▶ **Exercise instructions**: Take every line from the material that has the word "this" in it.

◇ ◇ ◇ ◇

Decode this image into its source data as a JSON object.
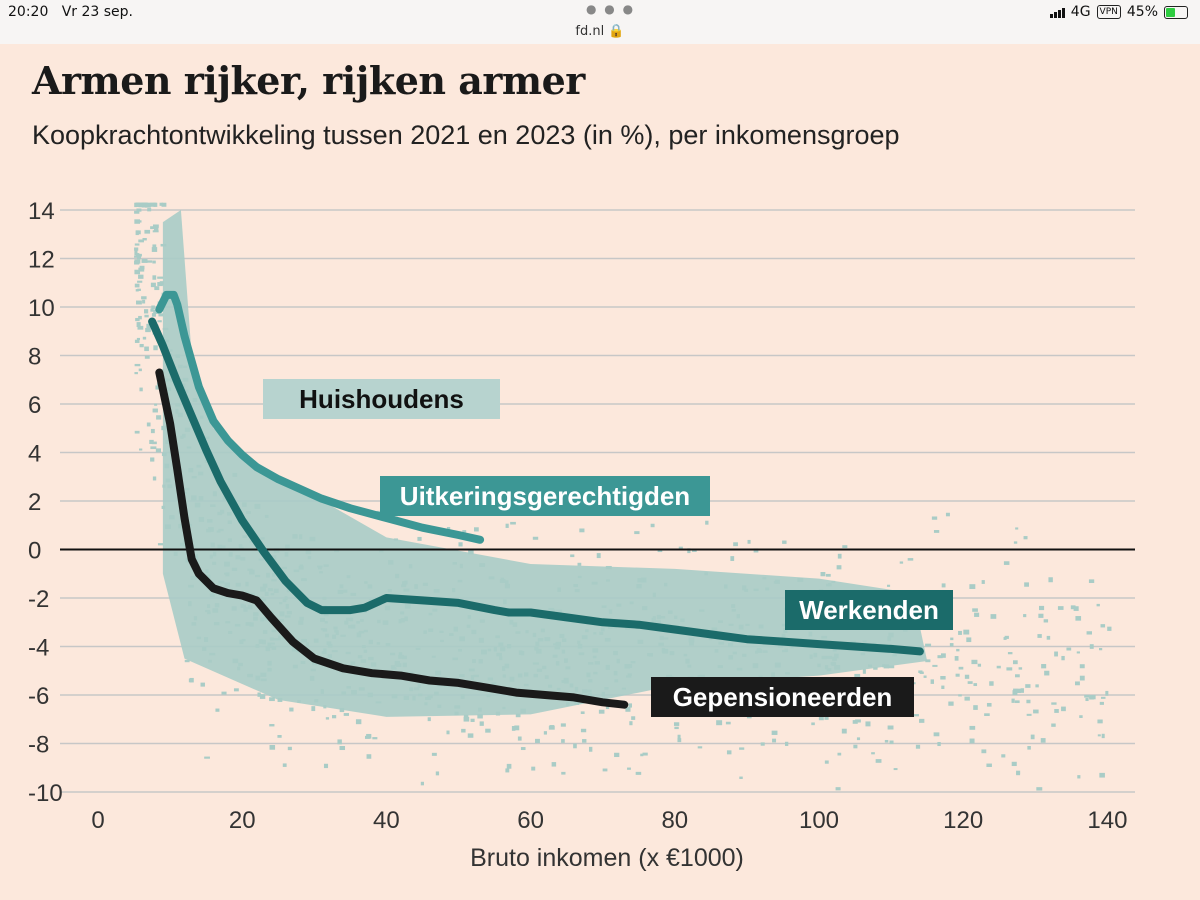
{
  "statusbar": {
    "time": "20:20",
    "date": "Vr 23 sep.",
    "url": "fd.nl",
    "network": "4G",
    "vpn": "VPN",
    "battery": "45%"
  },
  "colors": {
    "background": "#fce8dc",
    "scatter": "#a9ccc6",
    "huishoudens_label_bg": "#b7d3cf",
    "uitkeringsgerechtigden": "#3c9795",
    "werkenden": "#1b6b6a",
    "gepensioneerden": "#1a1a1a",
    "grid": "#c7c7c7"
  },
  "chart_data": {
    "type": "line",
    "title": "Armen rijker, rijken armer",
    "subtitle": "Koopkrachtontwikkeling tussen 2021 en 2023 (in %), per inkomensgroep",
    "xlabel": "Bruto inkomen (x €1000)",
    "ylabel": "",
    "xlim": [
      0,
      140
    ],
    "ylim": [
      -10,
      14
    ],
    "xticks": [
      0,
      20,
      40,
      60,
      80,
      100,
      120,
      140
    ],
    "yticks": [
      14,
      12,
      10,
      8,
      6,
      4,
      2,
      0,
      -2,
      -4,
      -6,
      -8,
      -10
    ],
    "grid": true,
    "background_label": "Huishoudens",
    "series": [
      {
        "name": "Uitkeringsgerechtigden",
        "color": "#3c9795",
        "x": [
          8.5,
          9.5,
          10.5,
          11,
          12,
          14,
          16,
          18,
          20,
          22,
          25,
          28,
          31,
          35,
          40,
          45,
          50,
          53
        ],
        "y": [
          9.9,
          10.5,
          10.5,
          10.1,
          8.8,
          6.7,
          5.3,
          4.5,
          3.9,
          3.4,
          2.9,
          2.5,
          2.1,
          1.7,
          1.3,
          0.9,
          0.6,
          0.4
        ]
      },
      {
        "name": "Werkenden",
        "color": "#1b6b6a",
        "x": [
          7.5,
          9,
          11,
          13,
          15,
          17,
          20,
          23,
          26,
          29,
          31,
          33,
          35,
          37,
          40,
          45,
          50,
          55,
          57,
          60,
          65,
          70,
          75,
          80,
          85,
          90,
          95,
          100,
          105,
          110,
          114
        ],
        "y": [
          9.4,
          8.4,
          6.9,
          5.5,
          4.1,
          2.8,
          1.2,
          -0.1,
          -1.3,
          -2.2,
          -2.5,
          -2.5,
          -2.5,
          -2.4,
          -2.0,
          -2.1,
          -2.2,
          -2.5,
          -2.6,
          -2.6,
          -2.8,
          -3.0,
          -3.1,
          -3.3,
          -3.5,
          -3.7,
          -3.8,
          -3.9,
          -4.0,
          -4.1,
          -4.2
        ]
      },
      {
        "name": "Gepensioneerden",
        "color": "#1a1a1a",
        "x": [
          8.5,
          10,
          11,
          12,
          13,
          14,
          16,
          18,
          20,
          22,
          24,
          27,
          30,
          34,
          38,
          42,
          46,
          50,
          54,
          58,
          62,
          66,
          70,
          73
        ],
        "y": [
          7.3,
          5.2,
          3.3,
          1.3,
          -0.4,
          -1.0,
          -1.6,
          -1.8,
          -1.9,
          -2.1,
          -2.8,
          -3.8,
          -4.5,
          -4.9,
          -5.1,
          -5.2,
          -5.4,
          -5.5,
          -5.7,
          -5.9,
          -6.0,
          -6.1,
          -6.3,
          -6.4
        ]
      }
    ]
  }
}
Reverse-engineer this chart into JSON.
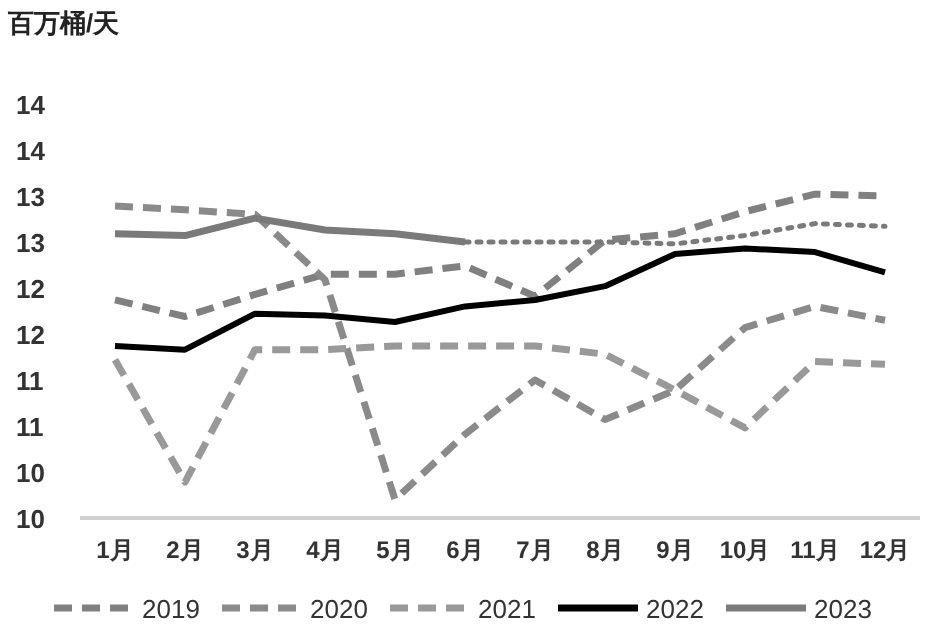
{
  "chart_data": {
    "type": "line",
    "ylabel": "百万桶/天",
    "categories": [
      "1月",
      "2月",
      "3月",
      "4月",
      "5月",
      "6月",
      "7月",
      "8月",
      "9月",
      "10月",
      "11月",
      "12月"
    ],
    "ylim": [
      9.8,
      14.3
    ],
    "yticks": [
      {
        "value": 9.8,
        "label": "10"
      },
      {
        "value": 10.3,
        "label": "10"
      },
      {
        "value": 10.8,
        "label": "11"
      },
      {
        "value": 11.3,
        "label": "11"
      },
      {
        "value": 11.8,
        "label": "12"
      },
      {
        "value": 12.3,
        "label": "12"
      },
      {
        "value": 12.8,
        "label": "13"
      },
      {
        "value": 13.3,
        "label": "13"
      },
      {
        "value": 13.8,
        "label": "14"
      },
      {
        "value": 14.3,
        "label": "14"
      }
    ],
    "grid": false,
    "legend": "bottom",
    "marker": "none",
    "series": [
      {
        "name": "2019",
        "color": "#808080",
        "line_style": "dashed",
        "values": [
          12.17,
          11.99,
          12.23,
          12.45,
          12.45,
          12.54,
          12.21,
          12.82,
          12.89,
          13.13,
          13.32,
          13.3
        ]
      },
      {
        "name": "2020",
        "color": "#8a8a8a",
        "line_style": "dashed",
        "values": [
          13.19,
          13.15,
          13.1,
          12.39,
          10.0,
          10.71,
          11.3,
          10.87,
          11.19,
          11.87,
          12.1,
          11.95
        ]
      },
      {
        "name": "2021",
        "color": "#999999",
        "line_style": "dashed",
        "values": [
          11.52,
          10.19,
          11.63,
          11.63,
          11.67,
          11.67,
          11.67,
          11.58,
          11.19,
          10.78,
          11.5,
          11.47
        ]
      },
      {
        "name": "2022",
        "color": "#000000",
        "line_style": "solid",
        "values": [
          11.67,
          11.63,
          12.02,
          12.0,
          11.93,
          12.1,
          12.17,
          12.32,
          12.67,
          12.73,
          12.69,
          12.47
        ]
      },
      {
        "name": "2023",
        "color": "#7a7a7a",
        "line_style": "solid",
        "values": [
          12.89,
          12.87,
          13.06,
          12.93,
          12.89,
          12.8,
          null,
          null,
          null,
          null,
          null,
          null
        ]
      },
      {
        "color": "#7a7a7a",
        "line_style": "dotted",
        "values": [
          null,
          null,
          null,
          null,
          null,
          12.8,
          12.8,
          12.8,
          12.78,
          12.87,
          13.0,
          12.97
        ]
      }
    ]
  }
}
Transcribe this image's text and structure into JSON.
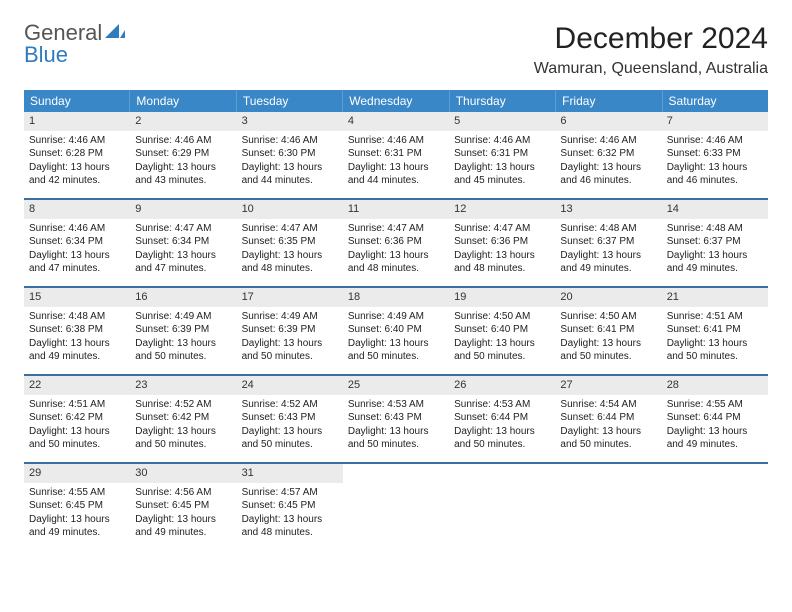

◇ ◇ ◇ ◇

▶ **Response below**:
Decode this image into its source data as a JSON object.
Reverse-engineer this chart into JSON.
Transcribe this image's text and structure into JSON.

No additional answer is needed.